## Recorded information
((

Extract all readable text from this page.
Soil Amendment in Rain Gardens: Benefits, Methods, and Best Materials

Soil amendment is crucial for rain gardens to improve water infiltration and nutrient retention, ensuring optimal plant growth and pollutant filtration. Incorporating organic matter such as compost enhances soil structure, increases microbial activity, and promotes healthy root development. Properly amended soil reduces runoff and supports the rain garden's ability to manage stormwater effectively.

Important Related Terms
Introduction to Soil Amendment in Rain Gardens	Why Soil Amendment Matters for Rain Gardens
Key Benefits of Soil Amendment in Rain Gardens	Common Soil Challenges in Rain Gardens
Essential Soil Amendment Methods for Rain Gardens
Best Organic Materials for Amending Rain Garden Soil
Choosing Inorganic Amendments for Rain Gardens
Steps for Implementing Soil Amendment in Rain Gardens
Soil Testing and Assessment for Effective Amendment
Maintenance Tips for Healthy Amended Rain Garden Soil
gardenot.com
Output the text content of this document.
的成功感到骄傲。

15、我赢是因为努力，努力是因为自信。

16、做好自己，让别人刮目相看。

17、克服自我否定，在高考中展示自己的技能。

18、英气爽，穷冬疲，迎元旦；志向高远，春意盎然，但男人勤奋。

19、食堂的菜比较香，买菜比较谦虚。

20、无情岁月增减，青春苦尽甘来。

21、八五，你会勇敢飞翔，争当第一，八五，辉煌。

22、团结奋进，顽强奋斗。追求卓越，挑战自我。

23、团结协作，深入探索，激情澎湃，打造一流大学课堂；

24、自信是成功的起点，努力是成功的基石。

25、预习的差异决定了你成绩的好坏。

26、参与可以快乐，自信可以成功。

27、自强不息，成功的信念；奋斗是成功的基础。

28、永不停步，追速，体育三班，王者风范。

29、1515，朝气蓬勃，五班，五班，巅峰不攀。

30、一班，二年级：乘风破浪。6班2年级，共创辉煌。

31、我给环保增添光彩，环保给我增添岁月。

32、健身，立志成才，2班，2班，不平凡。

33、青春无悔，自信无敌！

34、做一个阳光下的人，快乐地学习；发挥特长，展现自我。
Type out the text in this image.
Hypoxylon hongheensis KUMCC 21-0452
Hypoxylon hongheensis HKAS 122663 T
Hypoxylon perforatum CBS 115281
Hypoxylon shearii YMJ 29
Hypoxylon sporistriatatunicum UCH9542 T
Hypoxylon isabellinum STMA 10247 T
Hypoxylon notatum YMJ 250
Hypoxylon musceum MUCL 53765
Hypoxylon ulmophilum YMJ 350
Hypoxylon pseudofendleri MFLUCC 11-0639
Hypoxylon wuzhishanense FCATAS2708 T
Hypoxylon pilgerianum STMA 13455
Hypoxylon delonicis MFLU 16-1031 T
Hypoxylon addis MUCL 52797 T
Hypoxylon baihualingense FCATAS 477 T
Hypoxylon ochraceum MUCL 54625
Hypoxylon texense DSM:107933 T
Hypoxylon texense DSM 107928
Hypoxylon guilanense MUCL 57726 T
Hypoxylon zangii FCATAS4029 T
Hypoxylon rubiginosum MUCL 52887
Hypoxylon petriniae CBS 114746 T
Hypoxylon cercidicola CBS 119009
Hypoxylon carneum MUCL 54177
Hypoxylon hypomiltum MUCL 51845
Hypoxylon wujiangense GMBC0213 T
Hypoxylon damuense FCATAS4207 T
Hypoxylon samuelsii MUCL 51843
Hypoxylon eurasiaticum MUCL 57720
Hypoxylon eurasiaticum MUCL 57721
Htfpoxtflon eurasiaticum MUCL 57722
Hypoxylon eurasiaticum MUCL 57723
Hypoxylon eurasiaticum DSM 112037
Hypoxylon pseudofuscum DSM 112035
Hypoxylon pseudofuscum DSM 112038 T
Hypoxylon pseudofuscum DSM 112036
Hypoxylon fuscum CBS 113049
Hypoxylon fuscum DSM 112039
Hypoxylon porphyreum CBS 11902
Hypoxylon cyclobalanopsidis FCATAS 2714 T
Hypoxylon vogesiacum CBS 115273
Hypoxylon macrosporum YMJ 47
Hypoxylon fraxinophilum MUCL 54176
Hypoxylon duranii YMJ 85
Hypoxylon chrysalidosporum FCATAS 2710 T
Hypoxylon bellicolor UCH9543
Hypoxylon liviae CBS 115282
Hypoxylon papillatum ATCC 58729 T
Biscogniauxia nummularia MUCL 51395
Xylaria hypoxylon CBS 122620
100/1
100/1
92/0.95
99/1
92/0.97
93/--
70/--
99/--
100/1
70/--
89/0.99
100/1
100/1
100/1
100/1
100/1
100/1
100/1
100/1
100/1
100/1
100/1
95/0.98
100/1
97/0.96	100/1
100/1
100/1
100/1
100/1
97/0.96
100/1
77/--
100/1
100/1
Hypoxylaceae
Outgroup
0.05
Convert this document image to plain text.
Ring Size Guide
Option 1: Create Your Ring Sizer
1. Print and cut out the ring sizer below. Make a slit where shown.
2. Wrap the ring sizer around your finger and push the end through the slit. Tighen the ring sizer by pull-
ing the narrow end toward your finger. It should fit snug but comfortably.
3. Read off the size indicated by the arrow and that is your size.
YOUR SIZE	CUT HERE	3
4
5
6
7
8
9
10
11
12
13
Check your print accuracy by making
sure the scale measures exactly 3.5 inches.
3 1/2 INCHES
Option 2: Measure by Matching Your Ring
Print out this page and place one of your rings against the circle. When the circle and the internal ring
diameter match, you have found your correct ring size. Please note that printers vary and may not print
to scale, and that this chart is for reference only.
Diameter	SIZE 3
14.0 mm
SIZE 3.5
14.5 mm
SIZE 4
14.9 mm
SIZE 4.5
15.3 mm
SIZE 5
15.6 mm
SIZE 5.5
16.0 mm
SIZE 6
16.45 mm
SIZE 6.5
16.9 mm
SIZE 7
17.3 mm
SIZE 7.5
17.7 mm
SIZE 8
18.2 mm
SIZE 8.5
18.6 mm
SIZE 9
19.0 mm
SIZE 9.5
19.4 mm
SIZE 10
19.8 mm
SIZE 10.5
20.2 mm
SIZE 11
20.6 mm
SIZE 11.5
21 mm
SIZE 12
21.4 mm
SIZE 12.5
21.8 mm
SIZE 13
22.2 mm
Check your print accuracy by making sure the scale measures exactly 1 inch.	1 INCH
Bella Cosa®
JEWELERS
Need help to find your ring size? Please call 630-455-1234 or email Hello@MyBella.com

))

## What to do
Where a line above holds the string "Benefits", show that line.

## Exercise solution
Soil Amendment in Rain Gardens: Benefits, Methods, and Best Materials
Key Benefits of Soil Amendment in Rain Gardens	Common Soil Challenges in Rain Gardens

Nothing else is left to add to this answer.